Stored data
•••••

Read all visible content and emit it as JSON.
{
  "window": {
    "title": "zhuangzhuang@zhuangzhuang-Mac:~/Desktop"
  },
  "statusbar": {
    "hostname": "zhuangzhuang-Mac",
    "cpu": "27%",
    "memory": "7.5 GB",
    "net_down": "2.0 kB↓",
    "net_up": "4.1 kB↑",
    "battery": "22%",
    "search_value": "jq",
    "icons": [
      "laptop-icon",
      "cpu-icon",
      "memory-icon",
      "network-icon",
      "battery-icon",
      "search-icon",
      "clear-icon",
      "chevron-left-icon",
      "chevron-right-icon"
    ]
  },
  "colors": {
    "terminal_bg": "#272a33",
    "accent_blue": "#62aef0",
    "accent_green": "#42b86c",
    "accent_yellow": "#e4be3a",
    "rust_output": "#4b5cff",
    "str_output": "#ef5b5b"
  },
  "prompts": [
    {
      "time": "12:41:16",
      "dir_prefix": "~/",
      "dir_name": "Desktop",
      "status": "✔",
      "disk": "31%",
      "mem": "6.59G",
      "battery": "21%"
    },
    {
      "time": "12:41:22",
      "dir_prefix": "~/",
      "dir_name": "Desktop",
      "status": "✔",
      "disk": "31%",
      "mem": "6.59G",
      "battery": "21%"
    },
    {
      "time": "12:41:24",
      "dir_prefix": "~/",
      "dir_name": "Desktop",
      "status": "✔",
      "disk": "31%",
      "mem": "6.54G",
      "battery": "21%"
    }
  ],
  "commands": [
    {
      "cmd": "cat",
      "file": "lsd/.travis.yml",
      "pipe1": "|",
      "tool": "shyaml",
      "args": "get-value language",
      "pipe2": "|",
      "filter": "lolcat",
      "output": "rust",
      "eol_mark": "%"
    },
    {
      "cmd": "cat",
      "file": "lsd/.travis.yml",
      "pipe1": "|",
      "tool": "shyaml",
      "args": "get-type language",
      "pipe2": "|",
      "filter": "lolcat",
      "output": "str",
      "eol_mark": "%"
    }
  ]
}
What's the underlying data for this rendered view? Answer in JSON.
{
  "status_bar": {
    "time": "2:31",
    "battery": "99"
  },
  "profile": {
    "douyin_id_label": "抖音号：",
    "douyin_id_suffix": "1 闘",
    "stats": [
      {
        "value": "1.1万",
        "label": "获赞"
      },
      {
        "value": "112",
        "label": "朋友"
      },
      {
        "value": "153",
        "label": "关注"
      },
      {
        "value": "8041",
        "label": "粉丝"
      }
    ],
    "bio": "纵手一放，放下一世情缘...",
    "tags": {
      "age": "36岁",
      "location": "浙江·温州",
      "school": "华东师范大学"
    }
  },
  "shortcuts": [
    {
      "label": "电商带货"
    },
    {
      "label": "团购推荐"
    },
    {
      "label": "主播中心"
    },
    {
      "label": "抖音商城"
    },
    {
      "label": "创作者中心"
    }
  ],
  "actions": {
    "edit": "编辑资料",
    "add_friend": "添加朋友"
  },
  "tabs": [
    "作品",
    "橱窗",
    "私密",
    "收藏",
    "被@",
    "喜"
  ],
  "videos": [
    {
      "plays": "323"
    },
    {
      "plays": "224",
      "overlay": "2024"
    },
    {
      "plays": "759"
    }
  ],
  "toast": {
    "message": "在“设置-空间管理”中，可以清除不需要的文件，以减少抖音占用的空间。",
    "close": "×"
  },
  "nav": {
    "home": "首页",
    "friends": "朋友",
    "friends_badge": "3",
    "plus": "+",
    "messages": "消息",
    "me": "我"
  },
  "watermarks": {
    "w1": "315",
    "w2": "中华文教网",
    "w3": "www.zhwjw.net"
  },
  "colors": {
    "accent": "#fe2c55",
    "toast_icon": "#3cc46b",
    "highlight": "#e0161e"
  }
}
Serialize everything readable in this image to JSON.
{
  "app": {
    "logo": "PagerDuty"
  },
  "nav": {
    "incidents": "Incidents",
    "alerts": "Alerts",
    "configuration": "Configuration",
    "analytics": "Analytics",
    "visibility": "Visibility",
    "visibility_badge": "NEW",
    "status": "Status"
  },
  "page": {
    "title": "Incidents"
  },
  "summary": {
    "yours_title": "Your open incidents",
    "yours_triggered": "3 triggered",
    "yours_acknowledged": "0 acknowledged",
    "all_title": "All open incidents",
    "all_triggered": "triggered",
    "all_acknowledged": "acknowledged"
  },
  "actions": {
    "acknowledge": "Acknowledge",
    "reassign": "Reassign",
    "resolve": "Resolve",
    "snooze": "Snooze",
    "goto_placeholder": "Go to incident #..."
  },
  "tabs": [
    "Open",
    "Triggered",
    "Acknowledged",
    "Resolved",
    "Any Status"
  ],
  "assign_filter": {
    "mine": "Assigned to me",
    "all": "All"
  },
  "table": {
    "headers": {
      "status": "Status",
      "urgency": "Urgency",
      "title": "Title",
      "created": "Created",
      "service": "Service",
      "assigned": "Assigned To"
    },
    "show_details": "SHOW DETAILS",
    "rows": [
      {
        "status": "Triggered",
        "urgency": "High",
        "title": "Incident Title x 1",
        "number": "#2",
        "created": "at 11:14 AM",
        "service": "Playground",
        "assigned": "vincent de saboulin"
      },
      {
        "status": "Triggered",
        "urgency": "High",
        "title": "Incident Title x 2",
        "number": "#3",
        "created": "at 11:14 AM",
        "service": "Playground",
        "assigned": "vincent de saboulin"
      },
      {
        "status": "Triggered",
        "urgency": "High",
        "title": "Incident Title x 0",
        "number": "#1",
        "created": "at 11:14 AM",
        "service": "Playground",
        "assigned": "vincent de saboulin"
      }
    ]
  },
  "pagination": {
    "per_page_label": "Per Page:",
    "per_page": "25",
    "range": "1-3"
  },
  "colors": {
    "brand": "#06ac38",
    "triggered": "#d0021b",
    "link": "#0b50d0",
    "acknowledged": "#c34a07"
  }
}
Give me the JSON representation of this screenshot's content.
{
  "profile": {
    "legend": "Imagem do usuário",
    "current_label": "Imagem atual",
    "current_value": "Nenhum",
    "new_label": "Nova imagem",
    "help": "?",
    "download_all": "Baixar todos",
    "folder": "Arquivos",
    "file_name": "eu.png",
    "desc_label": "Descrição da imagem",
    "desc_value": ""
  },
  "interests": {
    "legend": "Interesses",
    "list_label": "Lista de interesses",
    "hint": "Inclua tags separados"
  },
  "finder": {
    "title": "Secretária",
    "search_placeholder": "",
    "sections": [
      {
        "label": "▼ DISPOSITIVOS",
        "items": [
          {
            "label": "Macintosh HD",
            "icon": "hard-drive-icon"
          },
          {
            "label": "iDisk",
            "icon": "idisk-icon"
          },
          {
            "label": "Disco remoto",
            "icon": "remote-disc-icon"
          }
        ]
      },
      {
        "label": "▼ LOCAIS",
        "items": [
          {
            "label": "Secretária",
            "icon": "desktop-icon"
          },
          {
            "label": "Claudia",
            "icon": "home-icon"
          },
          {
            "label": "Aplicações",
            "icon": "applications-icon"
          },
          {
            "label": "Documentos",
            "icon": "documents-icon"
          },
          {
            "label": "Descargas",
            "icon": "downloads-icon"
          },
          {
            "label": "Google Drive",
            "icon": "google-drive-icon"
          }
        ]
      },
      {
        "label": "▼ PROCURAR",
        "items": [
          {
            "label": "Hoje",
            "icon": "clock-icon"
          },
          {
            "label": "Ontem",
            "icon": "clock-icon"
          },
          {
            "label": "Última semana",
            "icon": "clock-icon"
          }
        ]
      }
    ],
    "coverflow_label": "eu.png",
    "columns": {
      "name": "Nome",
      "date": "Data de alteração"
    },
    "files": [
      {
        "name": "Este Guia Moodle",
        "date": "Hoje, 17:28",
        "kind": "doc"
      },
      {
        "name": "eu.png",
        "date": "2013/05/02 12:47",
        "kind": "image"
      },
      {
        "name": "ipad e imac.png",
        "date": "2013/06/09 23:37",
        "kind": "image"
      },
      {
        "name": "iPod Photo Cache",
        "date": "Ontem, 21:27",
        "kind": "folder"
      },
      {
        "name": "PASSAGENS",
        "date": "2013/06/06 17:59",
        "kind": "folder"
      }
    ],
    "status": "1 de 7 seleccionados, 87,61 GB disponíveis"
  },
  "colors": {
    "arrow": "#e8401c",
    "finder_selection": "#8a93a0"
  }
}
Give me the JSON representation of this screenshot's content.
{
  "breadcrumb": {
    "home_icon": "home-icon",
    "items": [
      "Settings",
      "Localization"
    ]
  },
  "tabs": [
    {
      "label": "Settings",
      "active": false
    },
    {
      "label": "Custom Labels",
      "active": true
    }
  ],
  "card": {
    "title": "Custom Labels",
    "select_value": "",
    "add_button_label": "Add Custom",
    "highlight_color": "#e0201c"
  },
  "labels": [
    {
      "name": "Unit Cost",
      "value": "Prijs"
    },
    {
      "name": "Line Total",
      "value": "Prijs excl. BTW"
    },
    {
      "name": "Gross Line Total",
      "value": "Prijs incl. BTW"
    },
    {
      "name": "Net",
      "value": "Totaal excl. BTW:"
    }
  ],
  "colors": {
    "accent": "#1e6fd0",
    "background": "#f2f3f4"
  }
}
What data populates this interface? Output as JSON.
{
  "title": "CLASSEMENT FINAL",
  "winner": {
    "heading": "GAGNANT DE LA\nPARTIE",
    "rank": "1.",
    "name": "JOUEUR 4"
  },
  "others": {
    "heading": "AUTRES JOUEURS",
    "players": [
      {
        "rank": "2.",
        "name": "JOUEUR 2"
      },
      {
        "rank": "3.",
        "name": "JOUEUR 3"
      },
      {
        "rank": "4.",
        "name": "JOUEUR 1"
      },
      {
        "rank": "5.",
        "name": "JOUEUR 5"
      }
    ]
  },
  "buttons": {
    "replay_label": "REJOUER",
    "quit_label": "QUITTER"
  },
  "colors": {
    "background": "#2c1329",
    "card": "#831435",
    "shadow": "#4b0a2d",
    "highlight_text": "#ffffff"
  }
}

•••••

Pull out every line containing "JSON".

Read all visible content and emit it as JSON.
What's the underlying data for this rendered view? Answer in JSON.
Serialize everything readable in this image to JSON.
Give me the JSON representation of this screenshot's content.
Give me the JSON representation of this screenshot's content.
What data populates this interface? Output as JSON.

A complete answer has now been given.